DATA ROWS »

------------------------------------------------------------------------

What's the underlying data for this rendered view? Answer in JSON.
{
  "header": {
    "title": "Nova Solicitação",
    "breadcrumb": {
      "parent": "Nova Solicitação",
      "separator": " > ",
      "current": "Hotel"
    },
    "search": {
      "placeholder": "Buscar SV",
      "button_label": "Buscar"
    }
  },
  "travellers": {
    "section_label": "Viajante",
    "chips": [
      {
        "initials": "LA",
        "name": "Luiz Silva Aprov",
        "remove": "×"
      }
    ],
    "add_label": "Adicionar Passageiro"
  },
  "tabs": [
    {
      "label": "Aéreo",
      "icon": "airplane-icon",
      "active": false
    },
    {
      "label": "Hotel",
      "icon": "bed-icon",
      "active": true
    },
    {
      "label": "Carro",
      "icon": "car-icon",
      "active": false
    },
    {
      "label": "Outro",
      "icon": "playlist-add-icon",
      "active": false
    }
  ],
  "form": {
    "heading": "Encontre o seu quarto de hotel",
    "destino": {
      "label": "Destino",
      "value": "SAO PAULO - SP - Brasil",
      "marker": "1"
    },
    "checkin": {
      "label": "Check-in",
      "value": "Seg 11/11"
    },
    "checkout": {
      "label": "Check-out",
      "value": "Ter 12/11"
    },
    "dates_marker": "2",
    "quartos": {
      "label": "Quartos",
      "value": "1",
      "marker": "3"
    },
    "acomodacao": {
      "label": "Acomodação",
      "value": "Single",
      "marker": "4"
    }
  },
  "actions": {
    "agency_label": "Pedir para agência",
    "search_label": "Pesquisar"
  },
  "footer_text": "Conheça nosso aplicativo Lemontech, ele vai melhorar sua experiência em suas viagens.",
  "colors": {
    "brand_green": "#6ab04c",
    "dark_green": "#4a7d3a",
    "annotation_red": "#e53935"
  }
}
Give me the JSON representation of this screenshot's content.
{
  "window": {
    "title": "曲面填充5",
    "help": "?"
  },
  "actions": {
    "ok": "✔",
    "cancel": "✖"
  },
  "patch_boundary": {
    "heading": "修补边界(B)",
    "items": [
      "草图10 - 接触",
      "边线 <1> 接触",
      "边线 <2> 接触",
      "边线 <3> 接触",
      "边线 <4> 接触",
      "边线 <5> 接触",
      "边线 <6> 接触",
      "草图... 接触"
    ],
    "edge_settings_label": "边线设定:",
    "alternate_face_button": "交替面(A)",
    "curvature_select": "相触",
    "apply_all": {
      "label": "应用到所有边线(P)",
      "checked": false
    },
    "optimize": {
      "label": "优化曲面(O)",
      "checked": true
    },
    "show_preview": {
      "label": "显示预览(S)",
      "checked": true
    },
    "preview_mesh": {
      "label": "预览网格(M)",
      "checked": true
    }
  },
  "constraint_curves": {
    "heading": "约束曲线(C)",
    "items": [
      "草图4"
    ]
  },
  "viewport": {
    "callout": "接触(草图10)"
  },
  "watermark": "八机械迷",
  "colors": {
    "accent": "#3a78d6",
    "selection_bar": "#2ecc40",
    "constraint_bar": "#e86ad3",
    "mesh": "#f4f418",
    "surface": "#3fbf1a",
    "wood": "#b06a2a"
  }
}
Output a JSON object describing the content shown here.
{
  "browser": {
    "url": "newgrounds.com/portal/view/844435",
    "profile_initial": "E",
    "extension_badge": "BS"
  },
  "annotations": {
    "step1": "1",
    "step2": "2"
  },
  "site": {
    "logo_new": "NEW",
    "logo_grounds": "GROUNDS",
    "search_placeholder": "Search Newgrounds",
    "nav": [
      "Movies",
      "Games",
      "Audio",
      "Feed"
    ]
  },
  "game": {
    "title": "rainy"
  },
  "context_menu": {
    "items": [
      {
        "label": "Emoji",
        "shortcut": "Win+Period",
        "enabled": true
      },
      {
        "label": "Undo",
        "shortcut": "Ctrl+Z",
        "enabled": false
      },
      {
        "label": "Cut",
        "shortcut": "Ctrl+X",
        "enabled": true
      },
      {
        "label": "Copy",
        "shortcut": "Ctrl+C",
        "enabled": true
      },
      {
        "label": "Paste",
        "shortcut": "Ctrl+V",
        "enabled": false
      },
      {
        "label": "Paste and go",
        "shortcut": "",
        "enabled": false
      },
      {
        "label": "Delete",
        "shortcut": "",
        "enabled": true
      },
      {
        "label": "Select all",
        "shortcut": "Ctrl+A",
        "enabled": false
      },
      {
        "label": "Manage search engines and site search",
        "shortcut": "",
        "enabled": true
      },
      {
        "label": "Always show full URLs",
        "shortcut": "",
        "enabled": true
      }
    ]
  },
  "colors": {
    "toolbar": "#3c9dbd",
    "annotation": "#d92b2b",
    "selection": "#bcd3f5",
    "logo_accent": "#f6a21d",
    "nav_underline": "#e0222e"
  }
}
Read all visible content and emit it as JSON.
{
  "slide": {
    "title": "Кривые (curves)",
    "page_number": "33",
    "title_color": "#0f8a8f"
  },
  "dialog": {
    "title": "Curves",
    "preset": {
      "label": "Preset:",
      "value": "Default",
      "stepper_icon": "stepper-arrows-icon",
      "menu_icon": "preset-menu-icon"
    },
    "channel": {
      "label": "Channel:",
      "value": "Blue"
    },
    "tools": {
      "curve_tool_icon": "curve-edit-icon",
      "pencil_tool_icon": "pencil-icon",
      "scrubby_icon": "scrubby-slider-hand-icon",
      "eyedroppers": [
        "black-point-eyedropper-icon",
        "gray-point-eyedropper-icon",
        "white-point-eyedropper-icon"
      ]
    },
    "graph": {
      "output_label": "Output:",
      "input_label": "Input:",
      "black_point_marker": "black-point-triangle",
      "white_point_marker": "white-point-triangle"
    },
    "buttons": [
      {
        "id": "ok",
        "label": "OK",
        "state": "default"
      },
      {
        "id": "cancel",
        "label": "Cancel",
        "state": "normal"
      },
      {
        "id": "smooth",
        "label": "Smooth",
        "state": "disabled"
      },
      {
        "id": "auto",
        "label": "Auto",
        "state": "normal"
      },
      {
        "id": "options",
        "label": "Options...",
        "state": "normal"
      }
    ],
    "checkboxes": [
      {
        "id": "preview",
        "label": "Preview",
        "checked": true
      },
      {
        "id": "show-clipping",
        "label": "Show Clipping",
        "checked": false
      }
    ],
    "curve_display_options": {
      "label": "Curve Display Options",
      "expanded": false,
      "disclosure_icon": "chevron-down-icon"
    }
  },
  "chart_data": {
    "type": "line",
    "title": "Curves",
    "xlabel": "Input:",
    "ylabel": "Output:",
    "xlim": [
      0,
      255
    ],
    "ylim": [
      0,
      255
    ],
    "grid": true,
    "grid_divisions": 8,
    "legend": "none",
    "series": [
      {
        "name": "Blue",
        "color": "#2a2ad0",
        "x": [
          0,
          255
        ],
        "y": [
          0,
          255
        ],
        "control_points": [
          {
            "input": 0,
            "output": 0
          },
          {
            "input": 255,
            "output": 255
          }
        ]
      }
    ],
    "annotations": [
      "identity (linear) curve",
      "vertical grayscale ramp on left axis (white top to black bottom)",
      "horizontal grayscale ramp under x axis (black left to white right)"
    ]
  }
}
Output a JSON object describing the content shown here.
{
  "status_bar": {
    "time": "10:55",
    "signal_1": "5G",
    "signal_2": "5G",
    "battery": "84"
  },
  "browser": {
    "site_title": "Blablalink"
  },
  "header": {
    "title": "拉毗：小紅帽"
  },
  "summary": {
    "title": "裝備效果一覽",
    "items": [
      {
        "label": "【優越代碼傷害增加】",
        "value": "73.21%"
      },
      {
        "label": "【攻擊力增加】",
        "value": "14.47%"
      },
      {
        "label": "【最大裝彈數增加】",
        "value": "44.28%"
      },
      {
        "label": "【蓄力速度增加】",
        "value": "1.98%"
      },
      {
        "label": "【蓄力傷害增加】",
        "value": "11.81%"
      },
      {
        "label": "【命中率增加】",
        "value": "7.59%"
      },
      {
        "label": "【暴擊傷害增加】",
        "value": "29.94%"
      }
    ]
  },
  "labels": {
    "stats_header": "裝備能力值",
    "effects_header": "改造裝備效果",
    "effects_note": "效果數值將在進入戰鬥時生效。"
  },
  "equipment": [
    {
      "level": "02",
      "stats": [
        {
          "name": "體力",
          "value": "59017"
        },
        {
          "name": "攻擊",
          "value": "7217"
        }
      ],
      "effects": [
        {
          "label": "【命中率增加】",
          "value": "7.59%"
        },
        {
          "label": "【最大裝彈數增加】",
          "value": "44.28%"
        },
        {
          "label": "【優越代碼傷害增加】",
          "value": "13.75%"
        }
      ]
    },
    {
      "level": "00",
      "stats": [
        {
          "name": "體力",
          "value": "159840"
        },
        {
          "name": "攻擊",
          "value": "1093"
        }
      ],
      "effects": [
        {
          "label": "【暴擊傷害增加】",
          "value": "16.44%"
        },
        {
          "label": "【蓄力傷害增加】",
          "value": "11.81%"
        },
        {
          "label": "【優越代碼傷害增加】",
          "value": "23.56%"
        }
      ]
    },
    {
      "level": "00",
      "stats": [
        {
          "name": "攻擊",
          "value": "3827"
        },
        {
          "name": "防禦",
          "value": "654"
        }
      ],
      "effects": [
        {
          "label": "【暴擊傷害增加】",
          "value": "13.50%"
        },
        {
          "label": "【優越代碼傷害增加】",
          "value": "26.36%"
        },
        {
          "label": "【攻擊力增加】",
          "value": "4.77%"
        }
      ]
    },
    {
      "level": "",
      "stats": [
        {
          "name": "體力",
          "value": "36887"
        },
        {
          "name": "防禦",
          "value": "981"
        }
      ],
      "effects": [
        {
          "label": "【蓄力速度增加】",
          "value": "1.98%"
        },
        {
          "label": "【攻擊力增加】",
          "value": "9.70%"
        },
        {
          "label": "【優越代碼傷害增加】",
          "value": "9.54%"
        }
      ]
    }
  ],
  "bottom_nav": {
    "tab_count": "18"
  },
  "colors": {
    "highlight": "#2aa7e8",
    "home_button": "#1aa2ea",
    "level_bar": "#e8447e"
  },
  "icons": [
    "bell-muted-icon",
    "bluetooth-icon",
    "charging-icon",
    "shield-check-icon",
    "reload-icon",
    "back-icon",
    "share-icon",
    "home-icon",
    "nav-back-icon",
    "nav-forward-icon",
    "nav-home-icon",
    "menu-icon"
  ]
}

------------------------------------------------------------------------

TO BE DONE » Give the count of lines in the records that contain "white", and no other text.

RESPONSE TO THE EXERCISE » 4